Stored entries:
▼▼▼

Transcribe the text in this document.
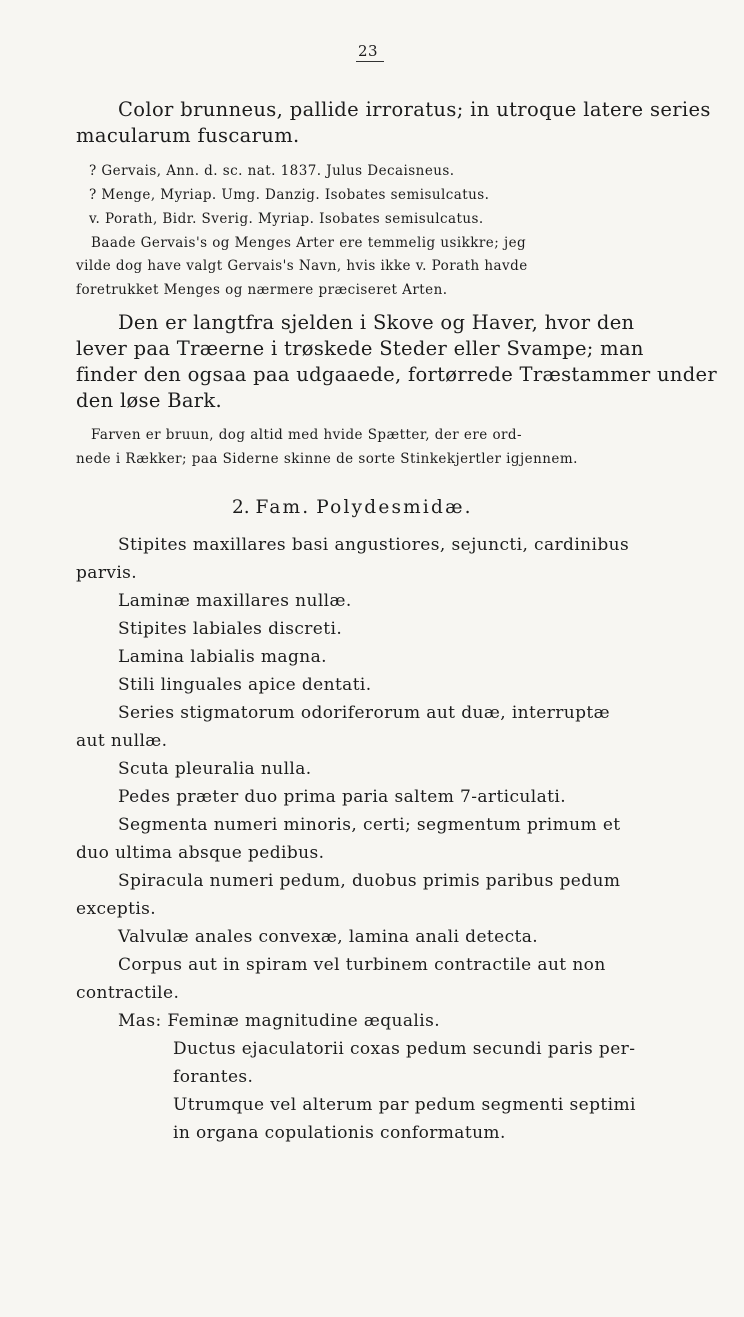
23
Color brunneus, pallide irroratus; in utroque latere series
macularum fuscarum.
? Gervais, Ann. d. sc. nat. 1837. Julus Decaisneus.
? Menge, Myriap. Umg. Danzig. Isobates semisulcatus.
v. Porath, Bidr. Sverig. Myriap. Isobates semisulcatus.
Baade Gervais's og Menges Arter ere temmelig usikkre; jeg
vilde dog have valgt Gervais's Navn, hvis ikke v. Porath havde
foretrukket Menges og nærmere præciseret Arten.
Den er langtfra sjelden i Skove og Haver, hvor den
lever paa Træerne i trøskede Steder eller Svampe; man
finder den ogsaa paa udgaaede, fortørrede Træstammer under
den løse Bark.
Farven er bruun, dog altid med hvide Spætter, der ere ord-
nede i Rækker; paa Siderne skinne de sorte Stinkekjertler igjennem.
2. Fam. Polydesmidæ.
Stipites maxillares basi angustiores, sejuncti, cardinibus
parvis.
Laminæ maxillares nullæ.
Stipites labiales discreti.
Lamina labialis magna.
Stili linguales apice dentati.
Series stigmatorum odoriferorum aut duæ, interruptæ
aut nullæ.
Scuta pleuralia nulla.
Pedes præter duo prima paria saltem 7-articulati.
Segmenta numeri minoris, certi; segmentum primum et
duo ultima absque pedibus.
Spiracula numeri pedum, duobus primis paribus pedum
exceptis.
Valvulæ anales convexæ, lamina anali detecta.
Corpus aut in spiram vel turbinem contractile aut non
contractile.
Mas: Feminæ magnitudine æqualis.
Ductus ejaculatorii coxas pedum secundi paris per-
forantes.
Utrumque vel alterum par pedum segmenti septimi
in organa copulationis conformatum.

▲▲▲

> [WHAT THE TASK ASKS]:
Leave out all images, then reproduce the entries above exactly.

> [OUTPUT OF THE TASK]:
Transcribe the text in this document.
23
Color brunneus, pallide irroratus; in utroque latere series
macularum fuscarum.
? Gervais, Ann. d. sc. nat. 1837. Julus Decaisneus.
? Menge, Myriap. Umg. Danzig. Isobates semisulcatus.
v. Porath, Bidr. Sverig. Myriap. Isobates semisulcatus.
Baade Gervais's og Menges Arter ere temmelig usikkre; jeg
vilde dog have valgt Gervais's Navn, hvis ikke v. Porath havde
foretrukket Menges og nærmere præciseret Arten.
Den er langtfra sjelden i Skove og Haver, hvor den
lever paa Træerne i trøskede Steder eller Svampe; man
finder den ogsaa paa udgaaede, fortørrede Træstammer under
den løse Bark.
Farven er bruun, dog altid med hvide Spætter, der ere ord-
nede i Rækker; paa Siderne skinne de sorte Stinkekjertler igjennem.
2. Fam. Polydesmidæ.
Stipites maxillares basi angustiores, sejuncti, cardinibus
parvis.
Laminæ maxillares nullæ.
Stipites labiales discreti.
Lamina labialis magna.
Stili linguales apice dentati.
Series stigmatorum odoriferorum aut duæ, interruptæ
aut nullæ.
Scuta pleuralia nulla.
Pedes præter duo prima paria saltem 7-articulati.
Segmenta numeri minoris, certi; segmentum primum et
duo ultima absque pedibus.
Spiracula numeri pedum, duobus primis paribus pedum
exceptis.
Valvulæ anales convexæ, lamina anali detecta.
Corpus aut in spiram vel turbinem contractile aut non
contractile.
Mas: Feminæ magnitudine æqualis.
Ductus ejaculatorii coxas pedum secundi paris per-
forantes.
Utrumque vel alterum par pedum segmenti septimi
in organa copulationis conformatum.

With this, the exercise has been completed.